### Stored data
********
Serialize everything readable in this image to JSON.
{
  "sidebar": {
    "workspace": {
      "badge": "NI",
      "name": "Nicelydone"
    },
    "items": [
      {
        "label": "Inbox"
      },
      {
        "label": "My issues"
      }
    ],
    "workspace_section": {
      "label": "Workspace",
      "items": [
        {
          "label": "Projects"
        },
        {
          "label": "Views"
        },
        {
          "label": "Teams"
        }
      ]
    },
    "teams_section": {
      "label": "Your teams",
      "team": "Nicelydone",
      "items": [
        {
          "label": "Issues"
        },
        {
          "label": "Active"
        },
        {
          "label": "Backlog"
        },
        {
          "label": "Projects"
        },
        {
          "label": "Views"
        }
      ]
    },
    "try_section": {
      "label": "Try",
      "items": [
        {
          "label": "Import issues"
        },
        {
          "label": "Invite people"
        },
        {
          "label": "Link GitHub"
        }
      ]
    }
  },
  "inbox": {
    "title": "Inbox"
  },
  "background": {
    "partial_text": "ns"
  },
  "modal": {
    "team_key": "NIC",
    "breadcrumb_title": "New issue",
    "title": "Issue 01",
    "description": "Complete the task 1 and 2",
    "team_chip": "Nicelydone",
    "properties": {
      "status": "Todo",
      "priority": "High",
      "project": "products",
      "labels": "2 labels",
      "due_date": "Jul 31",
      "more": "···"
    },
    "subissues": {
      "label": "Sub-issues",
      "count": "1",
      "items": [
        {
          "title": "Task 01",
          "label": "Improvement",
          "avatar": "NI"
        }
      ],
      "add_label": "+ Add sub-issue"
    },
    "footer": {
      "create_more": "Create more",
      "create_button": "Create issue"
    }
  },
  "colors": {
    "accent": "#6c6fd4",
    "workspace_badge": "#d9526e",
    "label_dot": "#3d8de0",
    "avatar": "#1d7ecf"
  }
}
********
### Task directions
Quote the data above in full, changing nothing.

### Output below
Serialize everything readable in this image to JSON.
{
  "sidebar": {
    "workspace": {
      "badge": "NI",
      "name": "Nicelydone"
    },
    "items": [
      {
        "label": "Inbox"
      },
      {
        "label": "My issues"
      }
    ],
    "workspace_section": {
      "label": "Workspace",
      "items": [
        {
          "label": "Projects"
        },
        {
          "label": "Views"
        },
        {
          "label": "Teams"
        }
      ]
    },
    "teams_section": {
      "label": "Your teams",
      "team": "Nicelydone",
      "items": [
        {
          "label": "Issues"
        },
        {
          "label": "Active"
        },
        {
          "label": "Backlog"
        },
        {
          "label": "Projects"
        },
        {
          "label": "Views"
        }
      ]
    },
    "try_section": {
      "label": "Try",
      "items": [
        {
          "label": "Import issues"
        },
        {
          "label": "Invite people"
        },
        {
          "label": "Link GitHub"
        }
      ]
    }
  },
  "inbox": {
    "title": "Inbox"
  },
  "background": {
    "partial_text": "ns"
  },
  "modal": {
    "team_key": "NIC",
    "breadcrumb_title": "New issue",
    "title": "Issue 01",
    "description": "Complete the task 1 and 2",
    "team_chip": "Nicelydone",
    "properties": {
      "status": "Todo",
      "priority": "High",
      "project": "products",
      "labels": "2 labels",
      "due_date": "Jul 31",
      "more": "···"
    },
    "subissues": {
      "label": "Sub-issues",
      "count": "1",
      "items": [
        {
          "title": "Task 01",
          "label": "Improvement",
          "avatar": "NI"
        }
      ],
      "add_label": "+ Add sub-issue"
    },
    "footer": {
      "create_more": "Create more",
      "create_button": "Create issue"
    }
  },
  "colors": {
    "accent": "#6c6fd4",
    "workspace_badge": "#d9526e",
    "label_dot": "#3d8de0",
    "avatar": "#1d7ecf"
  }
}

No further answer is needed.